◆ OBJECTIVE:
In the forum thread on Norwegian fractions, what word is used for a quarter of a year?

◆ EXTRACTED TEXT:

━━━━━━━━━━

# Norwegian: Fractions



## sjiraff

Hello everyone, 
I know we're not a maths forum _but_ I wanted to clear something up which might be useful for lots of people learning Norwegian.

I know "halvparten" is used for things like "Fra nå av skal jeg spise halvparten så mye mat". (from now on i'll eat half as much food)

But I'm wondering, if you want to say "a fourth of the food" or "a fourth as much", does it become fjerdedel så mye? The only times I've really seen halvdel/fjerdedel/tredjedel are with things like  "Filmen slippes ut i tredje fjerdedel 2014" (the third-quarter of 2014)

Another thing too is, if you want to say "a half-sized outfit" (or an outfit "half the size" do you say, "et halvparten så stort antrekk"? Or if it's a quarter of the size, do you say "kvart"?

Thanks!


----------



## Einherje

sjiraff said:


> But I'm wondering, if you want to say "a fourth of the food" or "a fourth as much", does it become fjerdedel så mye? The only times I've really seen halvdel/fjerdedel/tredjedel are with things like  "Filmen slippes ut i tredje fjerdedel 2014" (the third-quarter of 2014)


Yes, a fourth becomes "en fjerdedel" or "en firedel".

BTW for a quarter of a year we use "kvartal", so your last example should be "Filmen slippes (i) tredje kvartal 2014" which is no longer an example of use of fractions.
Also "å slippe ut" means to release from captivity.



sjiraff said:


> Another thing too is, if you want to say "a half-sized outfit" (or an outfit "half the size" do you say, "et halvparten så stort antrekk"? Or if it's a quarter of the size, do you say "kvart"?



Outfits are not a good example since we don't use half sizes for clothes in Norway. You could say "et halvparten så stort rom". We do not use "kvart så", here it would have to be "et fjerdedelen så stort rom". You could say something like "Rommet mitt er det kvarte av ditt." I think "kvart" is mostly used for measurement. i.e. en kvart pizza, tre kvart liter vann.

In Norwegian fractions are read like this: 3/5 = tre femdeler or tre femtedeler.

We have some fractions that often are read like this instead of the standard way:
1/4: en kvart
1/2: en halv
3/4: tre kvart
1 1/2: halvannen


----------



## sjiraff

Einherje said:


> Yes, a fourth becomes "en fjerdedel" or "en firedel".
> 
> BTW for a quarter of a year we use "kvartal", so your last example should be "Filmen slippes (i) tredje kvartal 2014" which is no longer an example of use of fractions.
> Also "å slippe ut" means to release from captivity.


Oh I was sure I had seen that used before for movies and stuff, but I guess I should have said lanseres or blir utgitt?

━━━━━━━━━━

◆ SUPPLIED MATERIAL:
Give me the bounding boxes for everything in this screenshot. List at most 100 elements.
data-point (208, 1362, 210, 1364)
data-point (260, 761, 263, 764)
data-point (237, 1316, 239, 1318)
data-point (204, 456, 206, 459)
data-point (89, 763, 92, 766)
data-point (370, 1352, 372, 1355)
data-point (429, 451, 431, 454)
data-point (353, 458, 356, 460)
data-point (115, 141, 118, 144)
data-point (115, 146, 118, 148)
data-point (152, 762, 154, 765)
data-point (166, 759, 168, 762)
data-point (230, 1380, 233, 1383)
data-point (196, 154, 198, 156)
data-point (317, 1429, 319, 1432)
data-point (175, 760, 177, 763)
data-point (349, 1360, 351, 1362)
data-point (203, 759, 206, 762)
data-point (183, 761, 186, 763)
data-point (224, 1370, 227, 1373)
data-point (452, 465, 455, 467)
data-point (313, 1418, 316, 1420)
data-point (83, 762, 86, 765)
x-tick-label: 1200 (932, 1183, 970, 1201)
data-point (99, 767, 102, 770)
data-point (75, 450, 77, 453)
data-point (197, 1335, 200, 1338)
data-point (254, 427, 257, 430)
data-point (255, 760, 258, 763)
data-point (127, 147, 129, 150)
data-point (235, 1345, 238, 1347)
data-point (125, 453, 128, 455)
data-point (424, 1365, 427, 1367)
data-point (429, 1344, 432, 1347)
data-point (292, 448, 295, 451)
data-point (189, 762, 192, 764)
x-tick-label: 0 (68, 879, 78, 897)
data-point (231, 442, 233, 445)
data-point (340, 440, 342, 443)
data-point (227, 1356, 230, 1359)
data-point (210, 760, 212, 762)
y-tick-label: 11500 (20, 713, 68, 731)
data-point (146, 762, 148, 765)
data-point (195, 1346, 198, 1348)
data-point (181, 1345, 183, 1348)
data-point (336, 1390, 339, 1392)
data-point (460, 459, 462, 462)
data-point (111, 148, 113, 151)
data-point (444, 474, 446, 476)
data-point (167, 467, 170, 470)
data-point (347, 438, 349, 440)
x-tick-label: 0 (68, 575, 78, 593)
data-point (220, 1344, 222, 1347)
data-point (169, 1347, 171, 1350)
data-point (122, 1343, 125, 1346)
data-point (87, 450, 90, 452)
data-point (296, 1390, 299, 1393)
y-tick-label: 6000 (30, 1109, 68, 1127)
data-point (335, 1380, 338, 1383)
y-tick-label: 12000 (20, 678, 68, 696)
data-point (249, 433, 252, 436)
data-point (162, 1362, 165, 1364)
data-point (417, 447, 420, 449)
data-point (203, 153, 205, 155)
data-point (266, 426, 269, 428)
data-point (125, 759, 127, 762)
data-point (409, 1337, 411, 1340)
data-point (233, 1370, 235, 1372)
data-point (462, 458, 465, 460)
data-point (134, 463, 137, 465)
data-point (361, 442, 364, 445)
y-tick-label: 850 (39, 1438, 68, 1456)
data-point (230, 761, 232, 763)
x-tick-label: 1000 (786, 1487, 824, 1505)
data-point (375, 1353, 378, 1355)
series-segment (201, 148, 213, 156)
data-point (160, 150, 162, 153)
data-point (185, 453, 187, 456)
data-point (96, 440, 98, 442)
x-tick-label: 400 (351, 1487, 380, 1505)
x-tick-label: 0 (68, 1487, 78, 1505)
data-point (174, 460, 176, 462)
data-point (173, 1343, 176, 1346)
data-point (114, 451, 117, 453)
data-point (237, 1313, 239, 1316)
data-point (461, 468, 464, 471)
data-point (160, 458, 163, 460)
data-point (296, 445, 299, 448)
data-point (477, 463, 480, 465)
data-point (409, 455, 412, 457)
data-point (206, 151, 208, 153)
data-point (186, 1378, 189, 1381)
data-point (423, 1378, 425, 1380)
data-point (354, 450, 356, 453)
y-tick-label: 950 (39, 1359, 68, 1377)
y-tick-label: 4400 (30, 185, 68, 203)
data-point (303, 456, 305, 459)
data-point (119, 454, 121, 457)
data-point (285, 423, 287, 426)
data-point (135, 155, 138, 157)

━━━━━━━━━━

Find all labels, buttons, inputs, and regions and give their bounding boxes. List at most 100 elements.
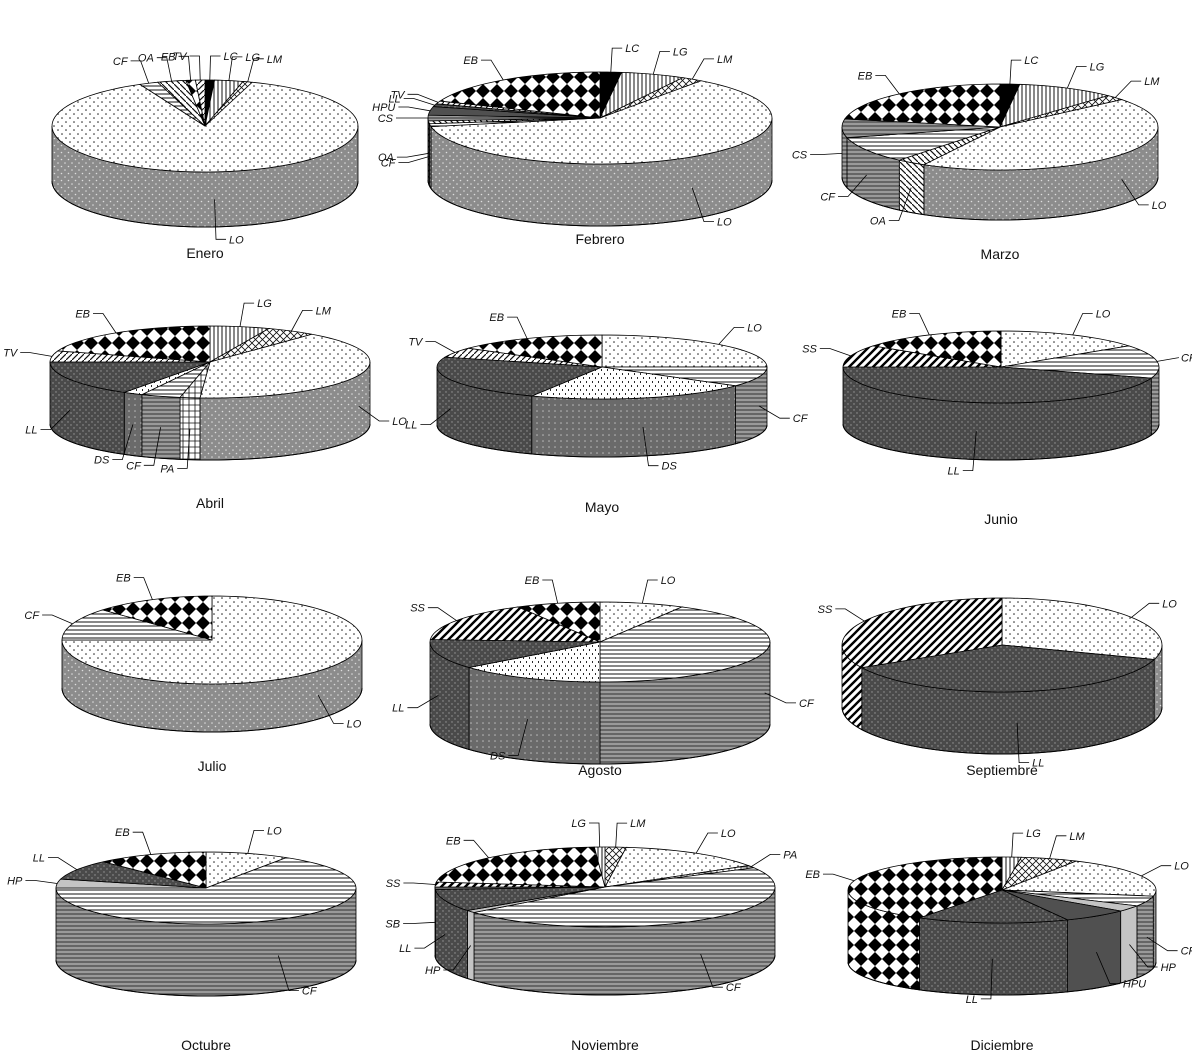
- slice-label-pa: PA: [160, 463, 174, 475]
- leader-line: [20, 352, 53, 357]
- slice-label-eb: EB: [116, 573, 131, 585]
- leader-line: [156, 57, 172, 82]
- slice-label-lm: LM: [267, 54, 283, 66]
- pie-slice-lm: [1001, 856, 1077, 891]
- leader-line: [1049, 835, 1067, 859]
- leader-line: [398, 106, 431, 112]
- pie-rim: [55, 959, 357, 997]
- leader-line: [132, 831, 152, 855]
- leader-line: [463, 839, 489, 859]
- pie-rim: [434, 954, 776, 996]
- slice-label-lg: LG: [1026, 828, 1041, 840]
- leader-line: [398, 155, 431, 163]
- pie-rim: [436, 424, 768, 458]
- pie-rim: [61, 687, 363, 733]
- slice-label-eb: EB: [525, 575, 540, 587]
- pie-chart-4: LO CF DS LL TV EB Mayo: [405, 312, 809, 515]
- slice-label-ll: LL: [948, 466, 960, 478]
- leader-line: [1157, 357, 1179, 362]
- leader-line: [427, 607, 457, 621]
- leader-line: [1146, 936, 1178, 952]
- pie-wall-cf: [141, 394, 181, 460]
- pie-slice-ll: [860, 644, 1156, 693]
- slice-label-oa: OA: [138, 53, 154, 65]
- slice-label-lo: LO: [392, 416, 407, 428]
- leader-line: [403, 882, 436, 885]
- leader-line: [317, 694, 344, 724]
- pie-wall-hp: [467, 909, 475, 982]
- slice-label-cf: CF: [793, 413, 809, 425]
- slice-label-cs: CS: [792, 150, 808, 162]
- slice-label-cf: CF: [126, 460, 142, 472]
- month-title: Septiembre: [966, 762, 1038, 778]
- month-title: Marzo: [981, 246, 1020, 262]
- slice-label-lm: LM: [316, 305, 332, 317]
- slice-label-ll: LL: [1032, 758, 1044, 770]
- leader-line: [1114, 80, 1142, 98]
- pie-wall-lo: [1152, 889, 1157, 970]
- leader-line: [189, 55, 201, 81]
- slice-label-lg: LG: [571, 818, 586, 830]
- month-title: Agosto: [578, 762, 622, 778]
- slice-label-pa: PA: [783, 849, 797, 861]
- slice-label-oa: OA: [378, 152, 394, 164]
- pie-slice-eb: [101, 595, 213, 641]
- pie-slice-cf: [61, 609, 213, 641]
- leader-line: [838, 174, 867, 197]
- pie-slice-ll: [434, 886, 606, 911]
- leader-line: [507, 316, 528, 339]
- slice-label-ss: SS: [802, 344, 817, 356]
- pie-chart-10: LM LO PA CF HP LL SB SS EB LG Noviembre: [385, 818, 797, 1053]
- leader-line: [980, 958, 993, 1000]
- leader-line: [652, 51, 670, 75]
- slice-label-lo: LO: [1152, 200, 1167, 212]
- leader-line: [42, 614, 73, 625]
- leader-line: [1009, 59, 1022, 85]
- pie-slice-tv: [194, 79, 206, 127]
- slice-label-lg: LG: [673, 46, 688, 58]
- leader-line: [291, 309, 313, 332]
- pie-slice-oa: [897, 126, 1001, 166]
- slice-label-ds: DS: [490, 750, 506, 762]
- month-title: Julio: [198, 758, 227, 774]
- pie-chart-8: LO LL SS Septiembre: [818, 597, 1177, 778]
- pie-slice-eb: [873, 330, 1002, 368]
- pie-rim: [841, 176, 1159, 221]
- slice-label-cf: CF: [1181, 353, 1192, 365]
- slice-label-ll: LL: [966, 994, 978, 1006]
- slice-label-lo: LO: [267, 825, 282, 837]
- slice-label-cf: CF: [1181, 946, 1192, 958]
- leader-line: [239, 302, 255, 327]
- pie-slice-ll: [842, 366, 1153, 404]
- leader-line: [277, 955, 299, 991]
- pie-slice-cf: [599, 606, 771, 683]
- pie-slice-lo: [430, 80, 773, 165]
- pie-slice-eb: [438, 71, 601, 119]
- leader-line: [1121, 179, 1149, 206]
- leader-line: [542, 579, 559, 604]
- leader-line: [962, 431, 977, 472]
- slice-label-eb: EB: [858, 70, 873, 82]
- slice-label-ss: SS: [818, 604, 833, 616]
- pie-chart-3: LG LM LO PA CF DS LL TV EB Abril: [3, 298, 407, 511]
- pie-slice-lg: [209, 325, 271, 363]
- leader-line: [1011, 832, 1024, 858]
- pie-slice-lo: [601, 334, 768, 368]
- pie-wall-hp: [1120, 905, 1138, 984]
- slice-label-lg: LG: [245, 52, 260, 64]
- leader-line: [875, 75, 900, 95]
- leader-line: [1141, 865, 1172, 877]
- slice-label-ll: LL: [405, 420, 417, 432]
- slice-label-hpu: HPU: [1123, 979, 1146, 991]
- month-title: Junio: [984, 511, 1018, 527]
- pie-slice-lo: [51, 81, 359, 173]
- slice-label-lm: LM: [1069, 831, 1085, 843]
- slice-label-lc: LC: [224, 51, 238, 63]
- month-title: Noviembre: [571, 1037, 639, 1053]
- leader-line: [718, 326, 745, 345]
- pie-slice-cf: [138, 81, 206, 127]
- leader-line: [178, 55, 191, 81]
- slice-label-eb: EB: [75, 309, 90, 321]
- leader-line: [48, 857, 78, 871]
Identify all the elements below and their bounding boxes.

━━━━━━━━━━

◆ SOLUTION FOR THIS PROBLEM:
Kvartal.